→ **What you need to do**:
Set down the whole listing verbatim.

→ **Supplied data**:
____

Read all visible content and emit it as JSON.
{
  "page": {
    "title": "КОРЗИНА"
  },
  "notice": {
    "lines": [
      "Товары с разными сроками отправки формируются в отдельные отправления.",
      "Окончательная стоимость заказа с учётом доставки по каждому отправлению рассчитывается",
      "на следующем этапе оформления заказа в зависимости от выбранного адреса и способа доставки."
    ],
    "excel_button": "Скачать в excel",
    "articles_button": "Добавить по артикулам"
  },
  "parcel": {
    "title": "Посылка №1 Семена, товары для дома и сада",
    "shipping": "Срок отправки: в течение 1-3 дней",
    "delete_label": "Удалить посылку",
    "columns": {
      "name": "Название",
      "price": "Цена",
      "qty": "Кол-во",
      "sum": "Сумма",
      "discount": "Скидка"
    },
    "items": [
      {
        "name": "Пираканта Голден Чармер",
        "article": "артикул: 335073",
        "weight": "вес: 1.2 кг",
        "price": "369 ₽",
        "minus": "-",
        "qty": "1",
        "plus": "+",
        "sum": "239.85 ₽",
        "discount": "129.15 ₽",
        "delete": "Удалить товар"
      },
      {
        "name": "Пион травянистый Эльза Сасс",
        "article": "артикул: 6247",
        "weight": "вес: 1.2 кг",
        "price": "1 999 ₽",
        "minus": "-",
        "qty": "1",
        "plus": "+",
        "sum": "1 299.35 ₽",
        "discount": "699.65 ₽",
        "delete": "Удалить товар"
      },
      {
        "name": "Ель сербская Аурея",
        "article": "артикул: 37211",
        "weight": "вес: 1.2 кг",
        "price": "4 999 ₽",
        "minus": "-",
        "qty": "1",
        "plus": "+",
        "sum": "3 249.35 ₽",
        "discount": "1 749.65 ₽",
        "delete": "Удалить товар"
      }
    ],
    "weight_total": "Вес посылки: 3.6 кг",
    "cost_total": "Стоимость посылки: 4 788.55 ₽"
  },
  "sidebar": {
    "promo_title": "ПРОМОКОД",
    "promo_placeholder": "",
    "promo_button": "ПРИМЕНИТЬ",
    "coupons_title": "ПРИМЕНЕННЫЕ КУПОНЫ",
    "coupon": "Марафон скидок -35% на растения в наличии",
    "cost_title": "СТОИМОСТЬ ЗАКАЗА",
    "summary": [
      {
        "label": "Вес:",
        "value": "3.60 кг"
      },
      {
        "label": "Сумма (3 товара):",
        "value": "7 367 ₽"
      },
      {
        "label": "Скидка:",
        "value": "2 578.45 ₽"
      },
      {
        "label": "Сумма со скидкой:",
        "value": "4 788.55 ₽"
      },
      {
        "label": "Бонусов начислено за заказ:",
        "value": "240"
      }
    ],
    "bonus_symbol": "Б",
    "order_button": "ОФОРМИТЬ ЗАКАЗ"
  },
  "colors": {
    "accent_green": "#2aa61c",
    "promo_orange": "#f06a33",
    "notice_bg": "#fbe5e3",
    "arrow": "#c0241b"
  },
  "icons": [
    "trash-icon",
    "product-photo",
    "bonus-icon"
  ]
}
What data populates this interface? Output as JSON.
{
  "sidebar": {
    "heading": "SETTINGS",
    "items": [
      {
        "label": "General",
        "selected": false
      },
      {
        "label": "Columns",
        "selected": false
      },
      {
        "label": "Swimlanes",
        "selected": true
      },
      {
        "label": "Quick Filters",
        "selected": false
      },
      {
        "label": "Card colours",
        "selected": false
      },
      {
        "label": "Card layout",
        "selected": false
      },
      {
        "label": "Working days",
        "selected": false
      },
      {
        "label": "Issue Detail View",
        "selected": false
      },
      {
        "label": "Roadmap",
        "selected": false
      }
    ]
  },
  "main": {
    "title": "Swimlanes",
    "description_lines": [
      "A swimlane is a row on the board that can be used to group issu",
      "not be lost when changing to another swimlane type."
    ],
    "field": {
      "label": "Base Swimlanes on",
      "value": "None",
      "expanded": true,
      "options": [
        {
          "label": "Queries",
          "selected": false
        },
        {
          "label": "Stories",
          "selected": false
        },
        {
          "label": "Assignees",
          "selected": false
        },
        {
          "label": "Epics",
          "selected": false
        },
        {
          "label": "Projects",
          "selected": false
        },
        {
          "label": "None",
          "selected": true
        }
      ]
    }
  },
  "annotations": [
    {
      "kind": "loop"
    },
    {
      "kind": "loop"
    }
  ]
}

____

→ **Exercise result**:
Read all visible content and emit it as JSON.
{
  "page": {
    "title": "КОРЗИНА"
  },
  "notice": {
    "lines": [
      "Товары с разными сроками отправки формируются в отдельные отправления.",
      "Окончательная стоимость заказа с учётом доставки по каждому отправлению рассчитывается",
      "на следующем этапе оформления заказа в зависимости от выбранного адреса и способа доставки."
    ],
    "excel_button": "Скачать в excel",
    "articles_button": "Добавить по артикулам"
  },
  "parcel": {
    "title": "Посылка №1 Семена, товары для дома и сада",
    "shipping": "Срок отправки: в течение 1-3 дней",
    "delete_label": "Удалить посылку",
    "columns": {
      "name": "Название",
      "price": "Цена",
      "qty": "Кол-во",
      "sum": "Сумма",
      "discount": "Скидка"
    },
    "items": [
      {
        "name": "Пираканта Голден Чармер",
        "article": "артикул: 335073",
        "weight": "вес: 1.2 кг",
        "price": "369 ₽",
        "minus": "-",
        "qty": "1",
        "plus": "+",
        "sum": "239.85 ₽",
        "discount": "129.15 ₽",
        "delete": "Удалить товар"
      },
      {
        "name": "Пион травянистый Эльза Сасс",
        "article": "артикул: 6247",
        "weight": "вес: 1.2 кг",
        "price": "1 999 ₽",
        "minus": "-",
        "qty": "1",
        "plus": "+",
        "sum": "1 299.35 ₽",
        "discount": "699.65 ₽",
        "delete": "Удалить товар"
      },
      {
        "name": "Ель сербская Аурея",
        "article": "артикул: 37211",
        "weight": "вес: 1.2 кг",
        "price": "4 999 ₽",
        "minus": "-",
        "qty": "1",
        "plus": "+",
        "sum": "3 249.35 ₽",
        "discount": "1 749.65 ₽",
        "delete": "Удалить товар"
      }
    ],
    "weight_total": "Вес посылки: 3.6 кг",
    "cost_total": "Стоимость посылки: 4 788.55 ₽"
  },
  "sidebar": {
    "promo_title": "ПРОМОКОД",
    "promo_placeholder": "",
    "promo_button": "ПРИМЕНИТЬ",
    "coupons_title": "ПРИМЕНЕННЫЕ КУПОНЫ",
    "coupon": "Марафон скидок -35% на растения в наличии",
    "cost_title": "СТОИМОСТЬ ЗАКАЗА",
    "summary": [
      {
        "label": "Вес:",
        "value": "3.60 кг"
      },
      {
        "label": "Сумма (3 товара):",
        "value": "7 367 ₽"
      },
      {
        "label": "Скидка:",
        "value": "2 578.45 ₽"
      },
      {
        "label": "Сумма со скидкой:",
        "value": "4 788.55 ₽"
      },
      {
        "label": "Бонусов начислено за заказ:",
        "value": "240"
      }
    ],
    "bonus_symbol": "Б",
    "order_button": "ОФОРМИТЬ ЗАКАЗ"
  },
  "colors": {
    "accent_green": "#2aa61c",
    "promo_orange": "#f06a33",
    "notice_bg": "#fbe5e3",
    "arrow": "#c0241b"
  },
  "icons": [
    "trash-icon",
    "product-photo",
    "bonus-icon"
  ]
}
What data populates this interface? Output as JSON.
{
  "sidebar": {
    "heading": "SETTINGS",
    "items": [
      {
        "label": "General",
        "selected": false
      },
      {
        "label": "Columns",
        "selected": false
      },
      {
        "label": "Swimlanes",
        "selected": true
      },
      {
        "label": "Quick Filters",
        "selected": false
      },
      {
        "label": "Card colours",
        "selected": false
      },
      {
        "label": "Card layout",
        "selected": false
      },
      {
        "label": "Working days",
        "selected": false
      },
      {
        "label": "Issue Detail View",
        "selected": false
      },
      {
        "label": "Roadmap",
        "selected": false
      }
    ]
  },
  "main": {
    "title": "Swimlanes",
    "description_lines": [
      "A swimlane is a row on the board that can be used to group issu",
      "not be lost when changing to another swimlane type."
    ],
    "field": {
      "label": "Base Swimlanes on",
      "value": "None",
      "expanded": true,
      "options": [
        {
          "label": "Queries",
          "selected": false
        },
        {
          "label": "Stories",
          "selected": false
        },
        {
          "label": "Assignees",
          "selected": false
        },
        {
          "label": "Epics",
          "selected": false
        },
        {
          "label": "Projects",
          "selected": false
        },
        {
          "label": "None",
          "selected": true
        }
      ]
    }
  },
  "annotations": [
    {
      "kind": "loop"
    },
    {
      "kind": "loop"
    }
  ]
}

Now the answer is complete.